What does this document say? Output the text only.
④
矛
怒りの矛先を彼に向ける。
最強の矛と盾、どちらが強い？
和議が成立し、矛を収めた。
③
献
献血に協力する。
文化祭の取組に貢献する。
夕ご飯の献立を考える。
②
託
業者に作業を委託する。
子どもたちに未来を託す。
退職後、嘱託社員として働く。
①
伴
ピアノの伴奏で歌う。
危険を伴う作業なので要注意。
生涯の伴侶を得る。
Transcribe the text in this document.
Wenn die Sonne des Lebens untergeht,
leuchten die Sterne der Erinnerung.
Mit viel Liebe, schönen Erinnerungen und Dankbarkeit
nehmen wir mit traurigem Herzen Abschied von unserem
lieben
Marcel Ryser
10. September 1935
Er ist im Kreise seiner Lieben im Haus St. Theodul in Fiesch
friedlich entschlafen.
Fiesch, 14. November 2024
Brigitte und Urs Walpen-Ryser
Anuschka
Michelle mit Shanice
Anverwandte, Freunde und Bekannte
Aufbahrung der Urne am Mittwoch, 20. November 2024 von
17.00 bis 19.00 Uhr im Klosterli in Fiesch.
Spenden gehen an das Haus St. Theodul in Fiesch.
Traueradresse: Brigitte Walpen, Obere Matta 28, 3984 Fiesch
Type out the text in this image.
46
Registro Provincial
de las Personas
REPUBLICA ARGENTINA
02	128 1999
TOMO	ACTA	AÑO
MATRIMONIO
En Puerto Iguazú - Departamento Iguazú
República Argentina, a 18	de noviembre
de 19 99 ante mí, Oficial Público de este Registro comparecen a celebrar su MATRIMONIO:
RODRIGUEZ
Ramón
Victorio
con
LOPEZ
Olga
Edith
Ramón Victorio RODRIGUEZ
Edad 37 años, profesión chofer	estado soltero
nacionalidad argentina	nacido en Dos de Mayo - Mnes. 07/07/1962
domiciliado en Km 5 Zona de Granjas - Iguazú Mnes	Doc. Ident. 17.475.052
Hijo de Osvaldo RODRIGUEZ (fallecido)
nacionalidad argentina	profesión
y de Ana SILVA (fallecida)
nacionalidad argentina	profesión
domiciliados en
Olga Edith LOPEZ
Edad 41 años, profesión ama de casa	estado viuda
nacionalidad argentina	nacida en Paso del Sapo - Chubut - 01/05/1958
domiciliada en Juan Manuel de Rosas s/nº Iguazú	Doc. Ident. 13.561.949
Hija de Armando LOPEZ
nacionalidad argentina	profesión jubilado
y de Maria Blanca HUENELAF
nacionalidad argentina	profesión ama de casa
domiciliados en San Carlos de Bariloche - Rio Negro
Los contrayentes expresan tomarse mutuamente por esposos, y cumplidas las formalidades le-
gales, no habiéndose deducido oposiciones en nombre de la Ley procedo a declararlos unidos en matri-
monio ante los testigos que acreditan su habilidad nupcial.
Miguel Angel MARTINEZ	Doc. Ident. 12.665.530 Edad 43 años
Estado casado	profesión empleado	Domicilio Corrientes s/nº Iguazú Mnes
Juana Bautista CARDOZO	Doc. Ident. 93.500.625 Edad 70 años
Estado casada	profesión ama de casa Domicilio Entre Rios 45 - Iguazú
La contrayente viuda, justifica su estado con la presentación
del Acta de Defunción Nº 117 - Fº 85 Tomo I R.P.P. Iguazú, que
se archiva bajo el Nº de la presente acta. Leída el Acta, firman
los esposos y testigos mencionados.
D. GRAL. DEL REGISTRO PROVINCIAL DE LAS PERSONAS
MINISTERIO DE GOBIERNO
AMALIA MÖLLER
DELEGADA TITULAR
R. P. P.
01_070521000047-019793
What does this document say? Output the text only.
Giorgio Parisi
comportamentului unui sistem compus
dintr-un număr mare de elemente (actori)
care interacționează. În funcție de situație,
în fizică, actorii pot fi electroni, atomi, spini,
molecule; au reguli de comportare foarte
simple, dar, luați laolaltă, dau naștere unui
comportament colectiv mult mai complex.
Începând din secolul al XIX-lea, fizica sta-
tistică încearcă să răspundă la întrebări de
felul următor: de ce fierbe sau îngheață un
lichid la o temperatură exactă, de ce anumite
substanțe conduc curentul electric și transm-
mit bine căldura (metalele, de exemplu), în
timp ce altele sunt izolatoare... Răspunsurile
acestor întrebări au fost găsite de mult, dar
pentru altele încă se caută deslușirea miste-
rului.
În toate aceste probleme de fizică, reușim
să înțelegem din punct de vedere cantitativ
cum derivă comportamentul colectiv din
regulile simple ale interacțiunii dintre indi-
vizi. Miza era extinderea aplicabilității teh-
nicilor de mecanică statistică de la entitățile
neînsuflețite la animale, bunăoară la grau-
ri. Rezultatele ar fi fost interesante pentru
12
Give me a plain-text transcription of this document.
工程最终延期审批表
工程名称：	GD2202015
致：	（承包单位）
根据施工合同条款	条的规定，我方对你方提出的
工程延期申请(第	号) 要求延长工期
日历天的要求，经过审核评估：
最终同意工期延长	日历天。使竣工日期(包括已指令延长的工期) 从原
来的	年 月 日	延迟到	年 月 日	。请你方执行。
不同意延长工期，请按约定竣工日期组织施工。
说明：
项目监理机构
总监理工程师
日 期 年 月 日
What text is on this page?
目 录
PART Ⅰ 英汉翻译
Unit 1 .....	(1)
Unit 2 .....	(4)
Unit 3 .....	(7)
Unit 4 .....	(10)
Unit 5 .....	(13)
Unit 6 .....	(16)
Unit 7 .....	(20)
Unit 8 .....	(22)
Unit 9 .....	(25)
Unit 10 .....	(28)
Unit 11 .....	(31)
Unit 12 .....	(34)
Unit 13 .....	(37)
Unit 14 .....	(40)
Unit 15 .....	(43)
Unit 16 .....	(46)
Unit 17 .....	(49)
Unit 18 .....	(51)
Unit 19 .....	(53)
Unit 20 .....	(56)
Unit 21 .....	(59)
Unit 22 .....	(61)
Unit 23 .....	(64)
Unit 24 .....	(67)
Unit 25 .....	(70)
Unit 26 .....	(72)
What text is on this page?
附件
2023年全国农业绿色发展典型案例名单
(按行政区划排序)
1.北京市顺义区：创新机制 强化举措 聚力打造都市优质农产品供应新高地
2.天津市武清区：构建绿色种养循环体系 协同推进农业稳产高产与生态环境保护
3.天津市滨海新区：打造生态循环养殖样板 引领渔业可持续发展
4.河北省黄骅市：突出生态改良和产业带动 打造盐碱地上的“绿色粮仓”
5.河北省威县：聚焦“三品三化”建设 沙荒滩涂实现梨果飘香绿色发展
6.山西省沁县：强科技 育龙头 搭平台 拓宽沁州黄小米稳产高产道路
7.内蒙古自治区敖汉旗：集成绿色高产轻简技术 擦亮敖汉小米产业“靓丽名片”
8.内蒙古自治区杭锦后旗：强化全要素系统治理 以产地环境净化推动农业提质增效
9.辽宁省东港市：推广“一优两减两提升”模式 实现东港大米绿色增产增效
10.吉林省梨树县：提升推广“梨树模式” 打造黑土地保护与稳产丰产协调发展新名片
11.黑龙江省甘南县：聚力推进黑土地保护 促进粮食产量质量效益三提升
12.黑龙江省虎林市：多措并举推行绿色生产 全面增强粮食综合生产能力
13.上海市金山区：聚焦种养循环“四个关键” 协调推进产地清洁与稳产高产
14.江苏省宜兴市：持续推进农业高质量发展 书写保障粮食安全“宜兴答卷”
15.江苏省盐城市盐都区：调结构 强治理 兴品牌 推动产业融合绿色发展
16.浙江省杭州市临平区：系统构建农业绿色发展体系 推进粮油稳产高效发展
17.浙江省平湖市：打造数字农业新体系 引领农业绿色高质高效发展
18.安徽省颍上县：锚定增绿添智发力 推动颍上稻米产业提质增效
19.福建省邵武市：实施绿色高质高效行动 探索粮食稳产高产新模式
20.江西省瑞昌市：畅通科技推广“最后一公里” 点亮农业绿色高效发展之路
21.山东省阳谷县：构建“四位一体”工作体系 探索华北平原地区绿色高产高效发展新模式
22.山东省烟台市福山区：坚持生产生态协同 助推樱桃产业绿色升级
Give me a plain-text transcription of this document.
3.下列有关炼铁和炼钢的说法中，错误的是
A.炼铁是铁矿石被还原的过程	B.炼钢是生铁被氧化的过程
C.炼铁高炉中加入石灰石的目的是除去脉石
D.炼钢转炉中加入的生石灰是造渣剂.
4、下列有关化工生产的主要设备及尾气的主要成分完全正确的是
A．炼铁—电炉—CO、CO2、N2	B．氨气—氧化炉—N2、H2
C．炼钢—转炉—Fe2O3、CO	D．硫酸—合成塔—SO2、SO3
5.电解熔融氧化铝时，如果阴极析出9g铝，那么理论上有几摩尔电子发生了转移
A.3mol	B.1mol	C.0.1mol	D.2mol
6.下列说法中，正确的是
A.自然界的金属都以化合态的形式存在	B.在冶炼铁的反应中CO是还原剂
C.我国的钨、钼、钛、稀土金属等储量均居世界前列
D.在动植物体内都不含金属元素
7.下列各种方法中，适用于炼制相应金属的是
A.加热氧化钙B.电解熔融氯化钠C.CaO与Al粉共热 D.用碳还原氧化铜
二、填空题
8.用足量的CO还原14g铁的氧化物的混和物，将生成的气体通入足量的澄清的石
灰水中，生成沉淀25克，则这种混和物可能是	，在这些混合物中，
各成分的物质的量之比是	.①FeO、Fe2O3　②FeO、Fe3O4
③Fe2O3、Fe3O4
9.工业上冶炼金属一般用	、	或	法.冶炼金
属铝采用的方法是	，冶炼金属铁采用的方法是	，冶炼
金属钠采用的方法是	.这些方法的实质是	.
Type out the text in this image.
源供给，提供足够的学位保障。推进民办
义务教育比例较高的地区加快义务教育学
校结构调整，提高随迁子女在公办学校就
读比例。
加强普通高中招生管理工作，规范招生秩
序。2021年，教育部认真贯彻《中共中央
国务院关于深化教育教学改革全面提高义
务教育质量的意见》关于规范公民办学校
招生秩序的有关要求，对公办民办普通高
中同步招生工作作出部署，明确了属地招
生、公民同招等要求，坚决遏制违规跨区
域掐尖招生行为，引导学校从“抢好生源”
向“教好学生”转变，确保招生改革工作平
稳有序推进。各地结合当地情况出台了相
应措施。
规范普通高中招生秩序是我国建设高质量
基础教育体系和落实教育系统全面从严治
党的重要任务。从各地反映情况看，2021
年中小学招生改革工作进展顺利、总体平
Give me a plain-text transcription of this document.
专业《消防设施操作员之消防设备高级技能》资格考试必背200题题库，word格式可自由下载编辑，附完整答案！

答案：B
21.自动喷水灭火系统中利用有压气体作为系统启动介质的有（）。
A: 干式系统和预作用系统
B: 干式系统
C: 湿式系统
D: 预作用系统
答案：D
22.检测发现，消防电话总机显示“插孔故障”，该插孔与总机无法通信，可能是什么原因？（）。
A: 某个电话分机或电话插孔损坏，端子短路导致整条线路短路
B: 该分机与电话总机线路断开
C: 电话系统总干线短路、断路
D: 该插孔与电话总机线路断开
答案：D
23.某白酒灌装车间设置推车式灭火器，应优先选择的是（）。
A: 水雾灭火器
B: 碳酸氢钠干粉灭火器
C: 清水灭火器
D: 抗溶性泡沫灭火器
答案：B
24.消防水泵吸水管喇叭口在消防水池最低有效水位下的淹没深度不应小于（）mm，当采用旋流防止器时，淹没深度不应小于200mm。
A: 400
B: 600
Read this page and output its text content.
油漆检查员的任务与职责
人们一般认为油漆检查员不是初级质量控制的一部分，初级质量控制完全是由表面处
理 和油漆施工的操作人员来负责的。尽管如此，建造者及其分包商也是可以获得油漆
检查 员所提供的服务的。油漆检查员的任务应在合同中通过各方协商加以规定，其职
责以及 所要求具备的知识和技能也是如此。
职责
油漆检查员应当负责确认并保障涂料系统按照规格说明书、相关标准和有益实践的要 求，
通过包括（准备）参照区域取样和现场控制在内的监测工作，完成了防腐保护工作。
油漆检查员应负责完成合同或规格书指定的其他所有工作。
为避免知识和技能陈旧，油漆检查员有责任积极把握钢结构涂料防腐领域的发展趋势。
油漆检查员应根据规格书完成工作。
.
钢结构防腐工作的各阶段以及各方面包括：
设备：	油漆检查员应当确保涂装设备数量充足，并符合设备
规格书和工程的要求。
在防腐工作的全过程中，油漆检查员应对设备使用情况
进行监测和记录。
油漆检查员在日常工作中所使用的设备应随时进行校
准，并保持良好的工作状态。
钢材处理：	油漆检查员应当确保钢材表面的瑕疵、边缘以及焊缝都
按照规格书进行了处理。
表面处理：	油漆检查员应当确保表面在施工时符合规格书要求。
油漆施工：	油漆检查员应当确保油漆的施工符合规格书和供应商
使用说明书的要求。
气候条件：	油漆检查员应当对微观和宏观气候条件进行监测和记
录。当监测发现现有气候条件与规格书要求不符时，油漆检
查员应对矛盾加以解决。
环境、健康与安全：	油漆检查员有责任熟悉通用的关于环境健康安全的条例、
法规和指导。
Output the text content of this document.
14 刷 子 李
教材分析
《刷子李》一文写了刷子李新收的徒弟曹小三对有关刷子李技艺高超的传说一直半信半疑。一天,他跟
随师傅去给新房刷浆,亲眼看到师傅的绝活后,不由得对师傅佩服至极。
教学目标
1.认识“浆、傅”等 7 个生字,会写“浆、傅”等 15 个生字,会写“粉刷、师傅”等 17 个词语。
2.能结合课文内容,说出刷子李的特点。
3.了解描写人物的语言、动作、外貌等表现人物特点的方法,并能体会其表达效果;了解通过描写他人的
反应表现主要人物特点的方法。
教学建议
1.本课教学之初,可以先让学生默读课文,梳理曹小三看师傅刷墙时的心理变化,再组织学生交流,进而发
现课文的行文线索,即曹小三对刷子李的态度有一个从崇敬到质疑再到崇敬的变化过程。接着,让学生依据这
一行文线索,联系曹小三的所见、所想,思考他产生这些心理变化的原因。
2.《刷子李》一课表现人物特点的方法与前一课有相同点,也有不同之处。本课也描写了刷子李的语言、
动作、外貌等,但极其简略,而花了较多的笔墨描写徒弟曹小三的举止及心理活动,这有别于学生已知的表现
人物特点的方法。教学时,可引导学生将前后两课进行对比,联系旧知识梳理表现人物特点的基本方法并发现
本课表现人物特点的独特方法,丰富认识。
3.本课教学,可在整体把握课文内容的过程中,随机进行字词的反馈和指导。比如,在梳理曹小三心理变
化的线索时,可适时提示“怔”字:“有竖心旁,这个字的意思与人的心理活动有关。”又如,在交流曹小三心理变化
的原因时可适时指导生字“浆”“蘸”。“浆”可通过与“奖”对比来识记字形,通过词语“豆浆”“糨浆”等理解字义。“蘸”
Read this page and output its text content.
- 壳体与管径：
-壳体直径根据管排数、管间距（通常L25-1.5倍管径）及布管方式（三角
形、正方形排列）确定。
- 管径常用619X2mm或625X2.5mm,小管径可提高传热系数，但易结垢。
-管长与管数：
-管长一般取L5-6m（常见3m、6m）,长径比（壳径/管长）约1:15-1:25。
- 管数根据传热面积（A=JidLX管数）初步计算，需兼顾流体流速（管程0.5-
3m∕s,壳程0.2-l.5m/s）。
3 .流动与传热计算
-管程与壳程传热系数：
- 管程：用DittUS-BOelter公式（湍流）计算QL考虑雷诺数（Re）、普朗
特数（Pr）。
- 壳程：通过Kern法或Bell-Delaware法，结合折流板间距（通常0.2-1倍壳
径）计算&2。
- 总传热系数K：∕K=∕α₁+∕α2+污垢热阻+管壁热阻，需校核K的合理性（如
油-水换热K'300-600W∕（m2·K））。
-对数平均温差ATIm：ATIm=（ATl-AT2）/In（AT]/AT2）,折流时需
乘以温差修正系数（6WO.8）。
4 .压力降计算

Task to carry out :: Every line holding "viuda" should be copied out.

The result ::
Edad 41 años, profesión ama de casa	estado viuda
La contrayente viuda, justifica su estado con la presentación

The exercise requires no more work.